_Provided records_

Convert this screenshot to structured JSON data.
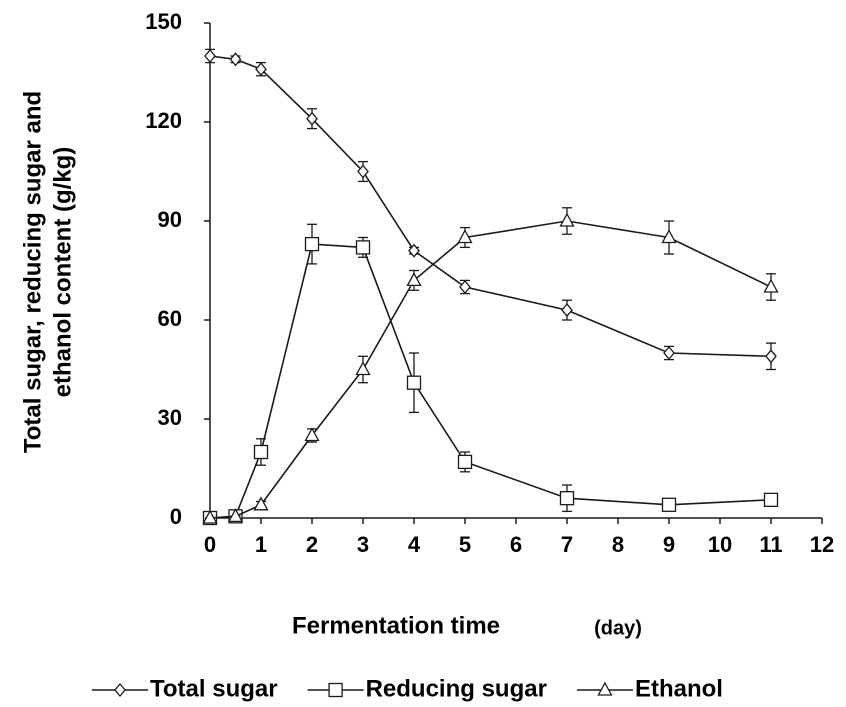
{
  "chart_data": {
    "type": "line",
    "x_label": "Fermentation time",
    "x_label_unit": "(day)",
    "y_label": [
      "Total sugar, reducing sugar and",
      "ethanol content (g/kg)"
    ],
    "x": [
      0,
      0.5,
      1,
      2,
      3,
      4,
      5,
      7,
      9,
      11
    ],
    "series": [
      {
        "name": "Total sugar",
        "marker": "diamond",
        "color": "#1a1a1a",
        "values": [
          140,
          139,
          136,
          121,
          105,
          81,
          70,
          63,
          50,
          49
        ],
        "errors": [
          2,
          1,
          2,
          3,
          3,
          1,
          2,
          3,
          2,
          4
        ]
      },
      {
        "name": "Reducing sugar",
        "marker": "square",
        "color": "#1a1a1a",
        "values": [
          0,
          0.5,
          20,
          83,
          82,
          41,
          17,
          6,
          4,
          5.5
        ],
        "errors": [
          0,
          0,
          4,
          6,
          3,
          9,
          3,
          4,
          0,
          0
        ]
      },
      {
        "name": "Ethanol",
        "marker": "triangle",
        "color": "#1a1a1a",
        "values": [
          0,
          0.5,
          4,
          25,
          45,
          72,
          85,
          90,
          85,
          70
        ],
        "errors": [
          0,
          0,
          1,
          2,
          4,
          3,
          3,
          4,
          5,
          4
        ]
      }
    ],
    "xlim": [
      0,
      12
    ],
    "xticks": [
      0,
      1,
      2,
      3,
      4,
      5,
      6,
      7,
      8,
      9,
      10,
      11,
      12
    ],
    "ylim": [
      0,
      150
    ],
    "yticks": [
      0,
      30,
      60,
      90,
      120,
      150
    ],
    "grid": false,
    "legend": "bottom"
  }
}
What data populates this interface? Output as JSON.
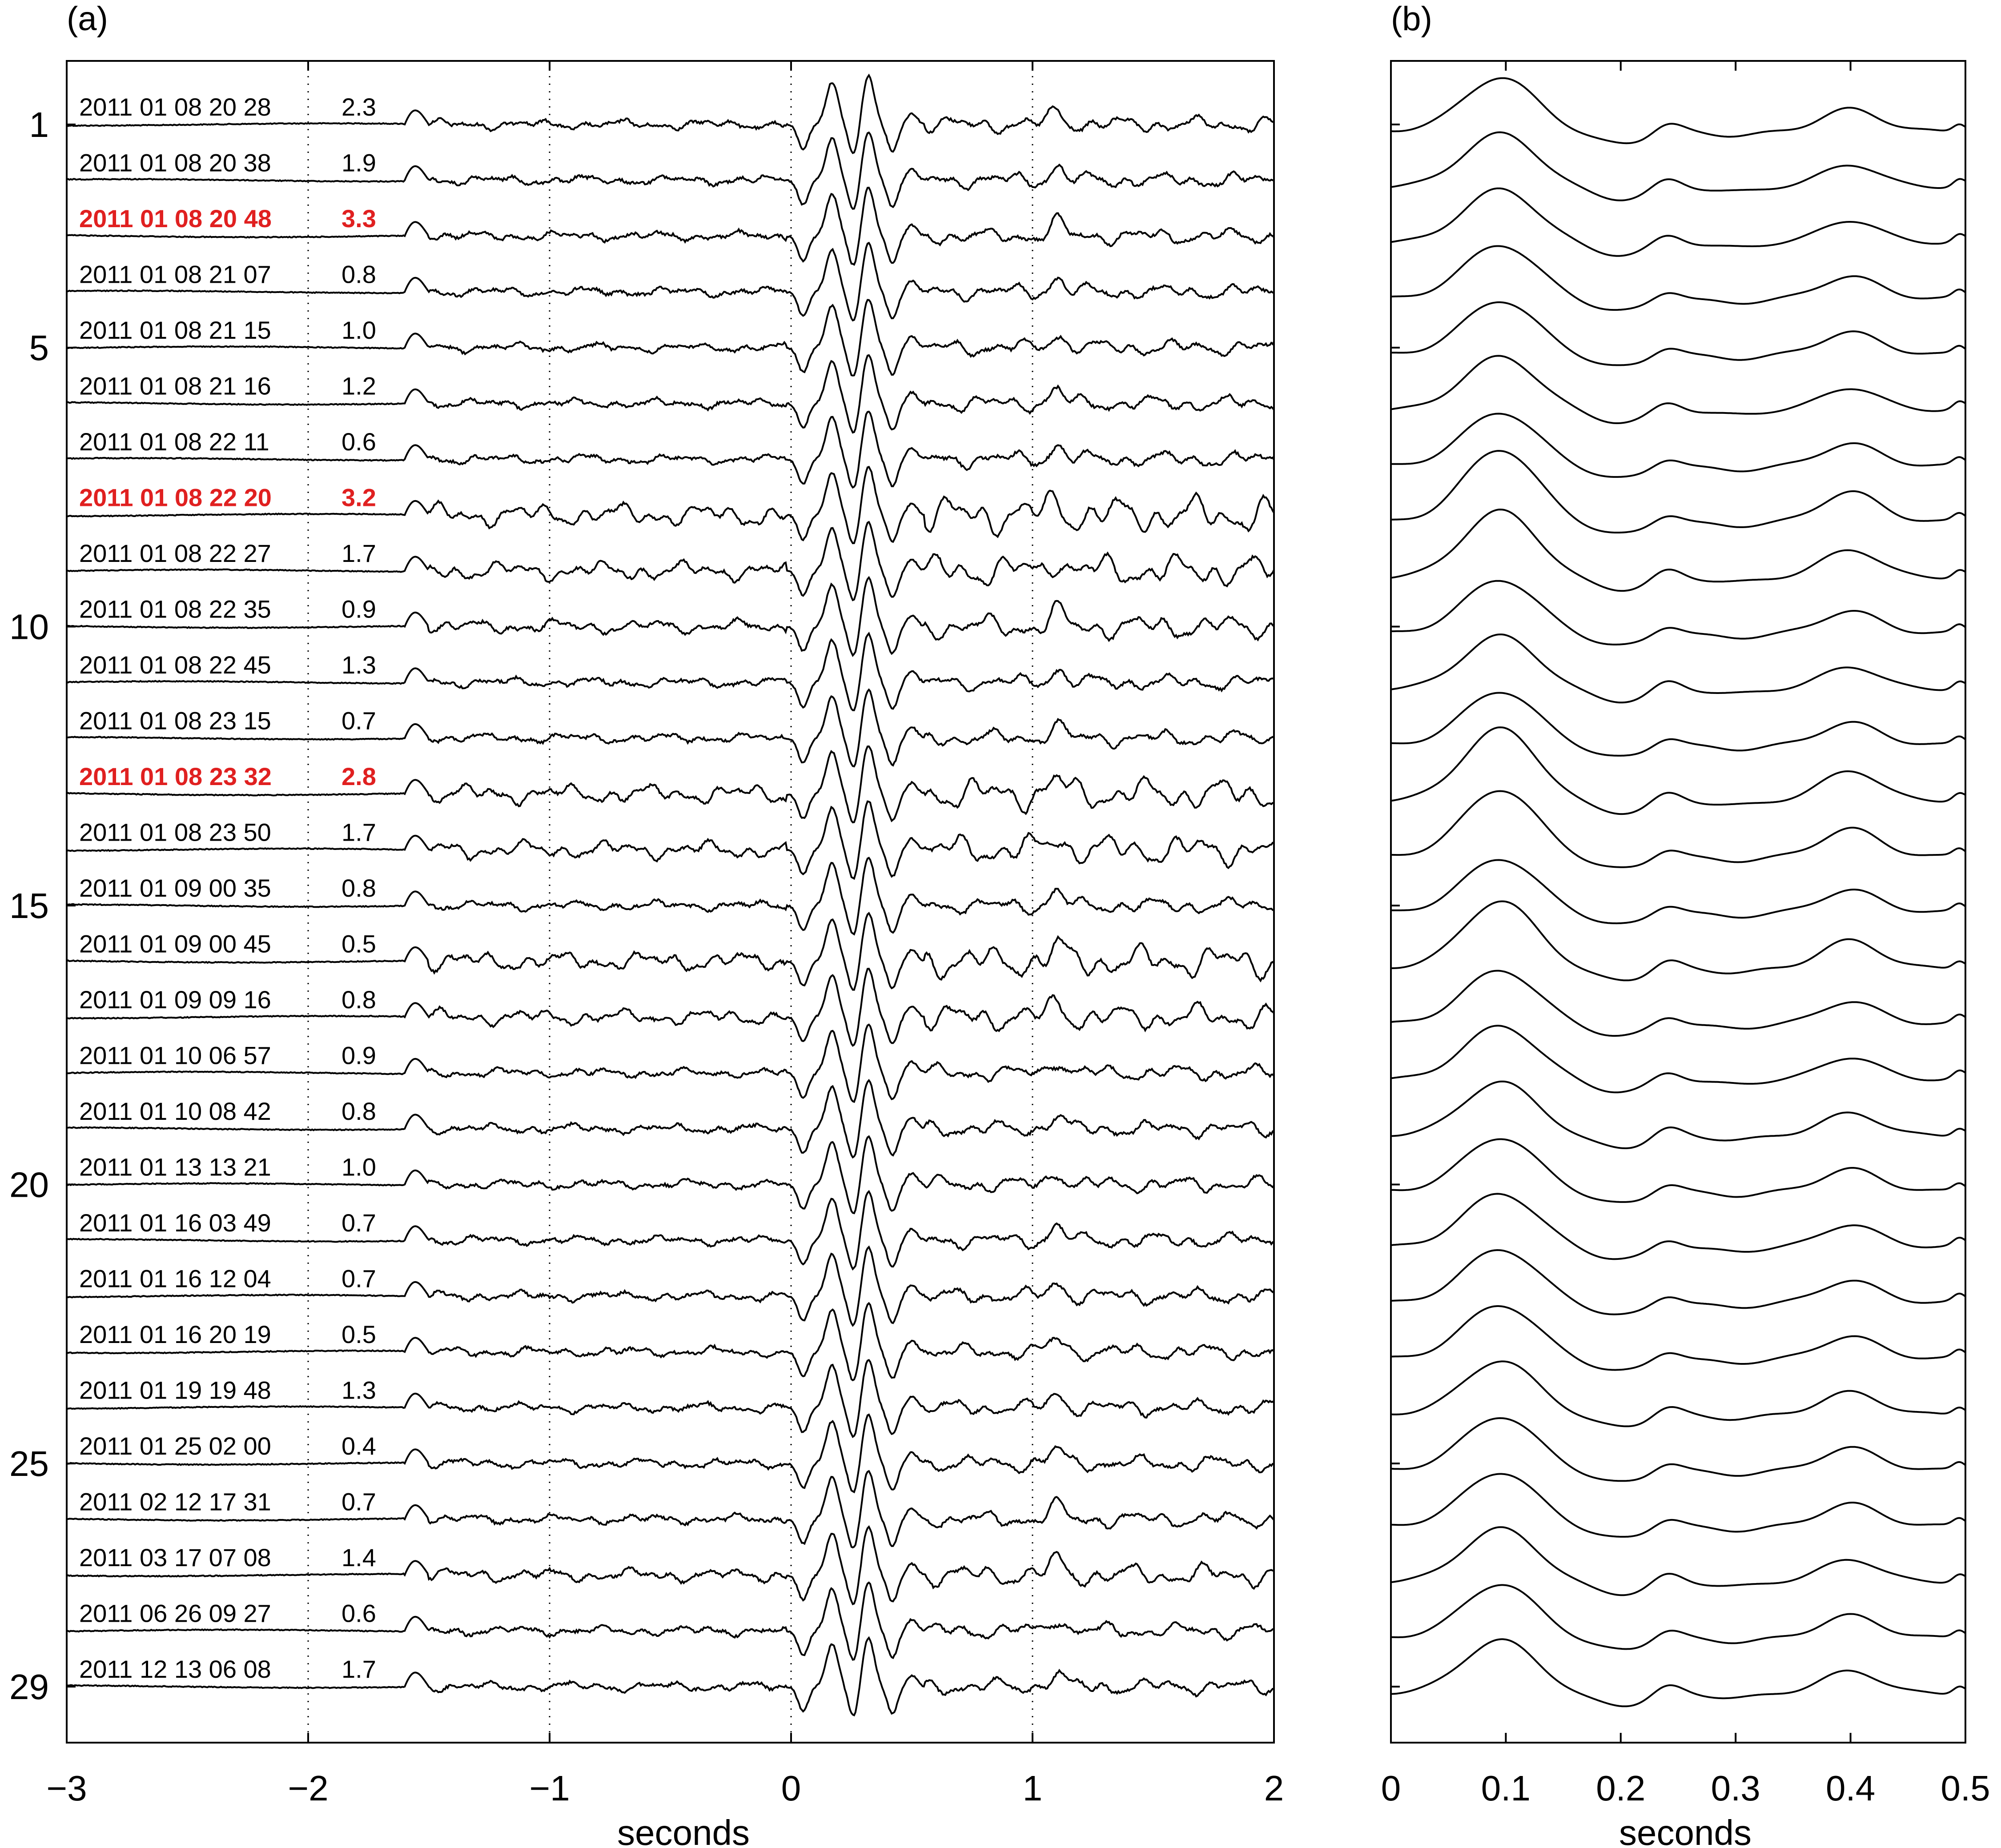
{
  "chart_data": [
    {
      "type": "line",
      "panel_label": "(a)",
      "xlabel": "seconds",
      "xlim": [
        -3,
        2
      ],
      "xticks": [
        -3,
        -2,
        -1,
        0,
        1,
        2
      ],
      "xtick_labels": [
        "−3",
        "−2",
        "−1",
        "0",
        "1",
        "2"
      ],
      "yticks": [
        1,
        5,
        10,
        15,
        20,
        25,
        29
      ],
      "ytick_labels": [
        "1",
        "5",
        "10",
        "15",
        "20",
        "25",
        "29"
      ],
      "vertical_dotted_gridlines_x": [
        -2,
        -1,
        0,
        1
      ],
      "grid": "vertical dotted",
      "highlight_color": "#e02020",
      "trace_color": "#000000",
      "events": [
        {
          "n": 1,
          "date": "2011 01 08 20 28",
          "mag": "2.3",
          "highlight": false
        },
        {
          "n": 2,
          "date": "2011 01 08 20 38",
          "mag": "1.9",
          "highlight": false
        },
        {
          "n": 3,
          "date": "2011 01 08 20 48",
          "mag": "3.3",
          "highlight": true
        },
        {
          "n": 4,
          "date": "2011 01 08 21 07",
          "mag": "0.8",
          "highlight": false
        },
        {
          "n": 5,
          "date": "2011 01 08 21 15",
          "mag": "1.0",
          "highlight": false
        },
        {
          "n": 6,
          "date": "2011 01 08 21 16",
          "mag": "1.2",
          "highlight": false
        },
        {
          "n": 7,
          "date": "2011 01 08 22 11",
          "mag": "0.6",
          "highlight": false
        },
        {
          "n": 8,
          "date": "2011 01 08 22 20",
          "mag": "3.2",
          "highlight": true
        },
        {
          "n": 9,
          "date": "2011 01 08 22 27",
          "mag": "1.7",
          "highlight": false
        },
        {
          "n": 10,
          "date": "2011 01 08 22 35",
          "mag": "0.9",
          "highlight": false
        },
        {
          "n": 11,
          "date": "2011 01 08 22 45",
          "mag": "1.3",
          "highlight": false
        },
        {
          "n": 12,
          "date": "2011 01 08 23 15",
          "mag": "0.7",
          "highlight": false
        },
        {
          "n": 13,
          "date": "2011 01 08 23 32",
          "mag": "2.8",
          "highlight": true
        },
        {
          "n": 14,
          "date": "2011 01 08 23 50",
          "mag": "1.7",
          "highlight": false
        },
        {
          "n": 15,
          "date": "2011 01 09 00 35",
          "mag": "0.8",
          "highlight": false
        },
        {
          "n": 16,
          "date": "2011 01 09 00 45",
          "mag": "0.5",
          "highlight": false
        },
        {
          "n": 17,
          "date": "2011 01 09 09 16",
          "mag": "0.8",
          "highlight": false
        },
        {
          "n": 18,
          "date": "2011 01 10 06 57",
          "mag": "0.9",
          "highlight": false
        },
        {
          "n": 19,
          "date": "2011 01 10 08 42",
          "mag": "0.8",
          "highlight": false
        },
        {
          "n": 20,
          "date": "2011 01 13 13 21",
          "mag": "1.0",
          "highlight": false
        },
        {
          "n": 21,
          "date": "2011 01 16 03 49",
          "mag": "0.7",
          "highlight": false
        },
        {
          "n": 22,
          "date": "2011 01 16 12 04",
          "mag": "0.7",
          "highlight": false
        },
        {
          "n": 23,
          "date": "2011 01 16 20 19",
          "mag": "0.5",
          "highlight": false
        },
        {
          "n": 24,
          "date": "2011 01 19 19 48",
          "mag": "1.3",
          "highlight": false
        },
        {
          "n": 25,
          "date": "2011 01 25 02 00",
          "mag": "0.4",
          "highlight": false
        },
        {
          "n": 26,
          "date": "2011 02 12 17 31",
          "mag": "0.7",
          "highlight": false
        },
        {
          "n": 27,
          "date": "2011 03 17 07 08",
          "mag": "1.4",
          "highlight": false
        },
        {
          "n": 28,
          "date": "2011 06 26 09 27",
          "mag": "0.6",
          "highlight": false
        },
        {
          "n": 29,
          "date": "2011 12 13 06 08",
          "mag": "1.7",
          "highlight": false
        }
      ]
    },
    {
      "type": "line",
      "panel_label": "(b)",
      "xlabel": "seconds",
      "xlim": [
        0,
        0.5
      ],
      "xticks": [
        0,
        0.1,
        0.2,
        0.3,
        0.4,
        0.5
      ],
      "xtick_labels": [
        "0",
        "0.1",
        "0.2",
        "0.3",
        "0.4",
        "0.5"
      ],
      "n_traces": 29,
      "trace_color": "#000000"
    }
  ]
}
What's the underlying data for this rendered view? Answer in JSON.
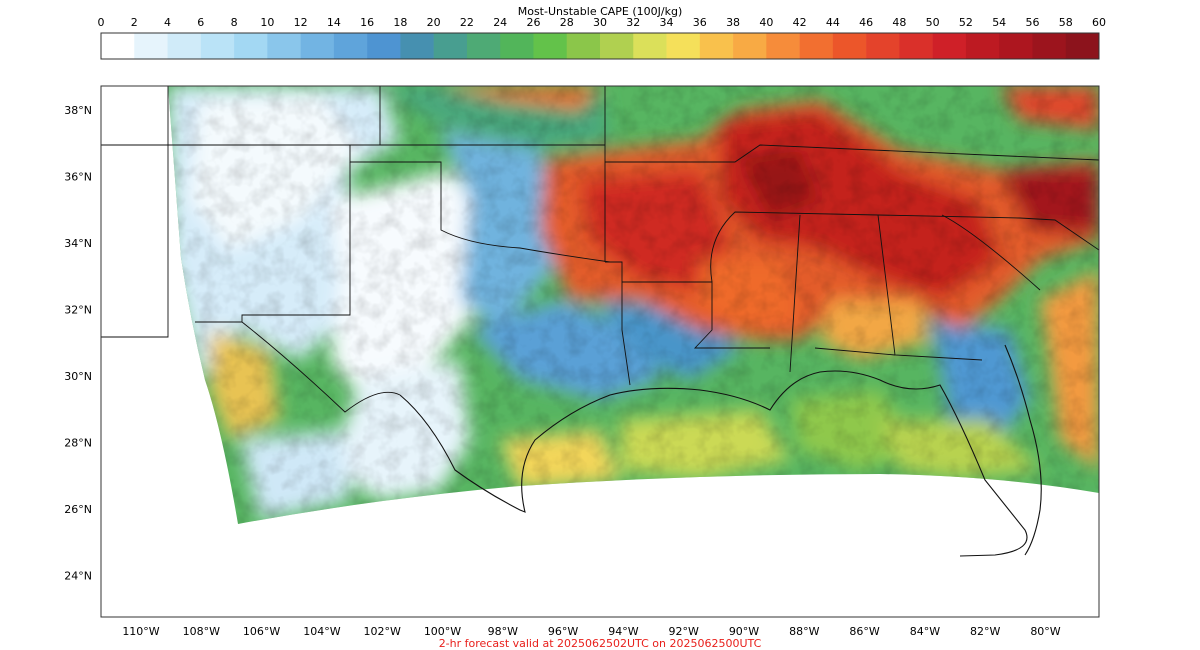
{
  "colorbar": {
    "title": "Most-Unstable CAPE (100J/kg)",
    "ticks": [
      0,
      2,
      4,
      6,
      8,
      10,
      12,
      14,
      16,
      18,
      20,
      22,
      24,
      26,
      28,
      30,
      32,
      34,
      36,
      38,
      40,
      42,
      44,
      46,
      48,
      50,
      52,
      54,
      56,
      58,
      60
    ],
    "colors": [
      "#ffffff",
      "#e6f4fc",
      "#d0ebf9",
      "#bae3f7",
      "#a3d8f3",
      "#8ac6eb",
      "#72b4e3",
      "#5fa4db",
      "#4e94d2",
      "#4690b0",
      "#489e90",
      "#4eaa75",
      "#52b55a",
      "#63c24a",
      "#8bc64a",
      "#b0d050",
      "#dbe05a",
      "#f5e05a",
      "#f9c14c",
      "#f8aa44",
      "#f68c3a",
      "#f26f30",
      "#ec562a",
      "#e4432b",
      "#da302a",
      "#cf2028",
      "#bd1a22",
      "#ad161f",
      "#9c141d",
      "#8c131c"
    ]
  },
  "map": {
    "lat_labels": [
      "38°N",
      "36°N",
      "34°N",
      "32°N",
      "30°N",
      "28°N",
      "26°N",
      "24°N"
    ],
    "lon_labels": [
      "110°W",
      "108°W",
      "106°W",
      "104°W",
      "102°W",
      "100°W",
      "98°W",
      "96°W",
      "94°W",
      "92°W",
      "90°W",
      "88°W",
      "86°W",
      "84°W",
      "82°W",
      "80°W"
    ]
  },
  "footer": {
    "text": "2-hr forecast valid at 2025062502UTC on 2025062500UTC",
    "color": "#e8201c"
  }
}
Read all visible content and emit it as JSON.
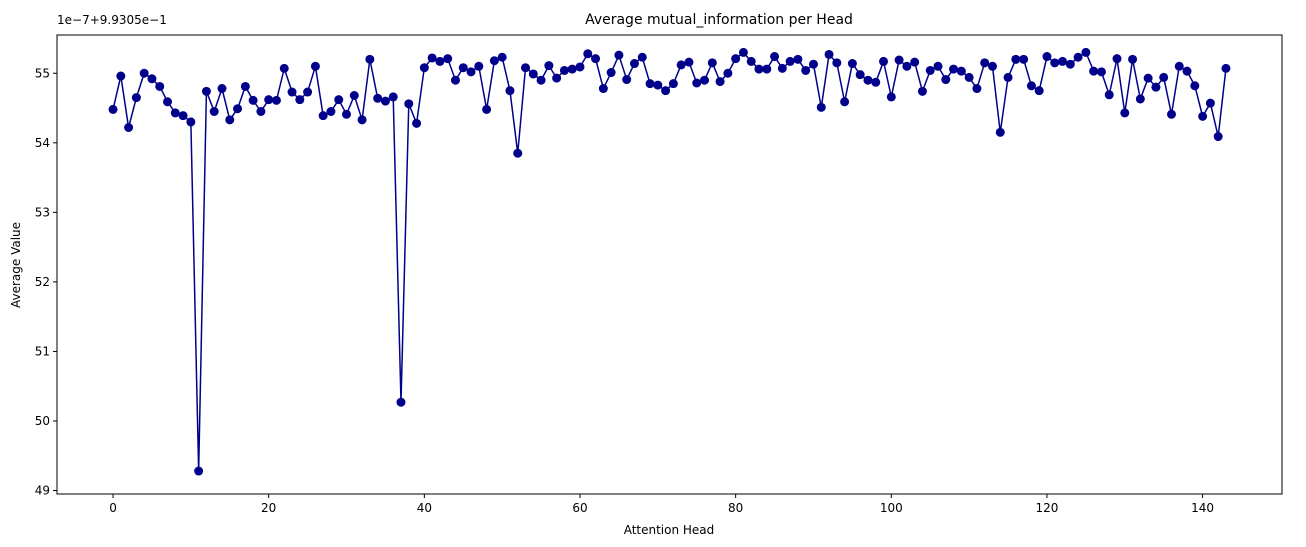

_To do_
Count the lines in the records above that contain the word "Total", and reply with only that number.

_Reply to the exercise_
2